Task description :: Pull every line containing the word "JSON" from the records.

(Records from a data collection)
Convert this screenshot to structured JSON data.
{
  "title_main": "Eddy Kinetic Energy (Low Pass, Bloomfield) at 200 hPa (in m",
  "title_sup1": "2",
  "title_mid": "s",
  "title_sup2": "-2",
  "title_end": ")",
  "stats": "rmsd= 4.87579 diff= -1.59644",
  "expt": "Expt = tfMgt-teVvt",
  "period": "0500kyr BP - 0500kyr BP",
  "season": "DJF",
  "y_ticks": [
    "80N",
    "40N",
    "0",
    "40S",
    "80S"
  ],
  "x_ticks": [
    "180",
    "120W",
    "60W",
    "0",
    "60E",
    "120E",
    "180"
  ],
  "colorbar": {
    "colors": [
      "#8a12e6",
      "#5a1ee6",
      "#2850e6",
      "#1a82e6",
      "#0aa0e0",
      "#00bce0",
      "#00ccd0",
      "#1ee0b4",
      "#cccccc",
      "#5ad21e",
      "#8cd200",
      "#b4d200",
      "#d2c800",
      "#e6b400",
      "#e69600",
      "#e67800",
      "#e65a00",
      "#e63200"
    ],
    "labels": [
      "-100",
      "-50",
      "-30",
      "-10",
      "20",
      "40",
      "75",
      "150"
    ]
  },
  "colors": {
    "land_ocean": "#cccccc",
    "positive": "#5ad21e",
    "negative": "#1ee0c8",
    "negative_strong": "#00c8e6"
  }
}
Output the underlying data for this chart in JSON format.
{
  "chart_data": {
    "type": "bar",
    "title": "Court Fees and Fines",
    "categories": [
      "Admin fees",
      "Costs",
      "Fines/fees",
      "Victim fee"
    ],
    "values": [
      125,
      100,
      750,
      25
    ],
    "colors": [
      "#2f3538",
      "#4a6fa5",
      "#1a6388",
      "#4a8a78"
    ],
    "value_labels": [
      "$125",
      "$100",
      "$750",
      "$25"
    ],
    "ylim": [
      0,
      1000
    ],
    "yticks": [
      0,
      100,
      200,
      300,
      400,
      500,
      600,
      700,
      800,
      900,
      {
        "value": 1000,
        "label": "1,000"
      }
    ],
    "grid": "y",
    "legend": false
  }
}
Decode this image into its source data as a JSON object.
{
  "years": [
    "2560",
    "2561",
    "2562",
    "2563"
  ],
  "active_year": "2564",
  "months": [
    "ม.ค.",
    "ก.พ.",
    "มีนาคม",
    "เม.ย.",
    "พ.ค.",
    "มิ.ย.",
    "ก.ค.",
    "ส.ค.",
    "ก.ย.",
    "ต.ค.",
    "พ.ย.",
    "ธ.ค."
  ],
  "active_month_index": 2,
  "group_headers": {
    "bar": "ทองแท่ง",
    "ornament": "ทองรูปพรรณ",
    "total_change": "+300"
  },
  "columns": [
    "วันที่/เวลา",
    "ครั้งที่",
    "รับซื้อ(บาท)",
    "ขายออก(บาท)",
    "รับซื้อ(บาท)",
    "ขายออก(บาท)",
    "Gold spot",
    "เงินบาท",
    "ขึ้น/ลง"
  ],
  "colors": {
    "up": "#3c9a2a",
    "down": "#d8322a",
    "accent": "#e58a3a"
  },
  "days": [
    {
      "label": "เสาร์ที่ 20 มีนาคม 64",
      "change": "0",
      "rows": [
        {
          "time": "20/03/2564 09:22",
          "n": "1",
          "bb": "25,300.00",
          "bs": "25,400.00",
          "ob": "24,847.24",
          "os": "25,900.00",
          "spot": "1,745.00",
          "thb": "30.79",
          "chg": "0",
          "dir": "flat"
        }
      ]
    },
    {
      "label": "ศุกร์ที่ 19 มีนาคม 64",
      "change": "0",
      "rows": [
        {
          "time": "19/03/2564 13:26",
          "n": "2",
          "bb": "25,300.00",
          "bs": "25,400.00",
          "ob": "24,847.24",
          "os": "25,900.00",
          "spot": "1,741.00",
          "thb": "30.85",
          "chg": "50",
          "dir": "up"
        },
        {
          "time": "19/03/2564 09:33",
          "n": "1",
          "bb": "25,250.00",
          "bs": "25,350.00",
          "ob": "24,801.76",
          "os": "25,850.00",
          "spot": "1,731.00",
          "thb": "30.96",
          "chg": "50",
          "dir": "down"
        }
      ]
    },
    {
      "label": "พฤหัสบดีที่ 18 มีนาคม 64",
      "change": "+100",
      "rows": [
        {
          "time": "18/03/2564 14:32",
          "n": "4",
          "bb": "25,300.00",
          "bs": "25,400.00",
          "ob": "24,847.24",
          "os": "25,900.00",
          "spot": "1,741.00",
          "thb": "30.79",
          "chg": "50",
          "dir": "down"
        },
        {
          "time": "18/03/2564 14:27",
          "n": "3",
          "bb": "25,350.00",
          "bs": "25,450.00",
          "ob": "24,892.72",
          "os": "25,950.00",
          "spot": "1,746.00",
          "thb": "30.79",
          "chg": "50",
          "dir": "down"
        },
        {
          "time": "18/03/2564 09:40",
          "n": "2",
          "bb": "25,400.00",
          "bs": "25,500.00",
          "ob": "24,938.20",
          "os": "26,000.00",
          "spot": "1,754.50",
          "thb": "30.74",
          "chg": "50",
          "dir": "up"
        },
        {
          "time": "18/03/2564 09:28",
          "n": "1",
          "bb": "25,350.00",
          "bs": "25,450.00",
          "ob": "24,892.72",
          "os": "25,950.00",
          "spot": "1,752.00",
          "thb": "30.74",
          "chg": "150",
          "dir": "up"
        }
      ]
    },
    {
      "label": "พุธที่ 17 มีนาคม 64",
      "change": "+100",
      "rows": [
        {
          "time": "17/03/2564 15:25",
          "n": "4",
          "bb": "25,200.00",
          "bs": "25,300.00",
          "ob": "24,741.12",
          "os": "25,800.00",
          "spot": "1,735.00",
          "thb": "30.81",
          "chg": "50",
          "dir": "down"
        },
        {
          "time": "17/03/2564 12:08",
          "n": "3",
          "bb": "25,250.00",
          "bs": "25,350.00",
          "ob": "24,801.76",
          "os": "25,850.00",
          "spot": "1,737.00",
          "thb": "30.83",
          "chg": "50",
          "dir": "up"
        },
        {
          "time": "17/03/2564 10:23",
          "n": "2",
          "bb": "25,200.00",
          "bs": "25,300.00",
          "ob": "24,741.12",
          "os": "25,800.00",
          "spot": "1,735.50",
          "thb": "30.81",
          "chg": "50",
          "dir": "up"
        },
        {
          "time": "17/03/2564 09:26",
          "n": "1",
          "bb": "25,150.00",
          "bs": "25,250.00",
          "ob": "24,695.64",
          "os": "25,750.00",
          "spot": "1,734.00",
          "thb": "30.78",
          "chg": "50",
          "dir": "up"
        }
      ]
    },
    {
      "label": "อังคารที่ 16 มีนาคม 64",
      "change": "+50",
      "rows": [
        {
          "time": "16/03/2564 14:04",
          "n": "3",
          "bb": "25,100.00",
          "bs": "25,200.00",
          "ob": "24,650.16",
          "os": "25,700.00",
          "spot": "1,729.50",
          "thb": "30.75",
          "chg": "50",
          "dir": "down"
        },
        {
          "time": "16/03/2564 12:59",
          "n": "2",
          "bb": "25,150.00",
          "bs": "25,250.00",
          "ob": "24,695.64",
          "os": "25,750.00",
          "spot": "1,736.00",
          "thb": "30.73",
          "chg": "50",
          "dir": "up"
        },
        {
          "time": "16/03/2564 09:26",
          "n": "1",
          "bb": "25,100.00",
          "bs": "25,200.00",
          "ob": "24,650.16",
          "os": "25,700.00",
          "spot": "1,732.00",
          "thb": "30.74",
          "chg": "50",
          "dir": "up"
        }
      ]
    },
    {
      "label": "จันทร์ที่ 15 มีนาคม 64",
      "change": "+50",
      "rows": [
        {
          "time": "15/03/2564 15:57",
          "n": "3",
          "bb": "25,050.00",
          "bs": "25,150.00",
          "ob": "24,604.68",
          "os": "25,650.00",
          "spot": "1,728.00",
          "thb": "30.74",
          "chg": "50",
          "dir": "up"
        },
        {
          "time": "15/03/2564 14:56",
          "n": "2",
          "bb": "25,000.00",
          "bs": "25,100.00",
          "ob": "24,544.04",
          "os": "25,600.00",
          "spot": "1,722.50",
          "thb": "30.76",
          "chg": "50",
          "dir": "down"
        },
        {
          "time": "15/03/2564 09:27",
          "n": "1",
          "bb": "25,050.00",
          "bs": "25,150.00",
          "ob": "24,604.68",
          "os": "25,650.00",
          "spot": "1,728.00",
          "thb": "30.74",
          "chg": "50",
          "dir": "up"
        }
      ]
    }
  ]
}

Completed exercise ::
Convert this screenshot to structured JSON data.
Output the underlying data for this chart in JSON format.
Decode this image into its source data as a JSON object.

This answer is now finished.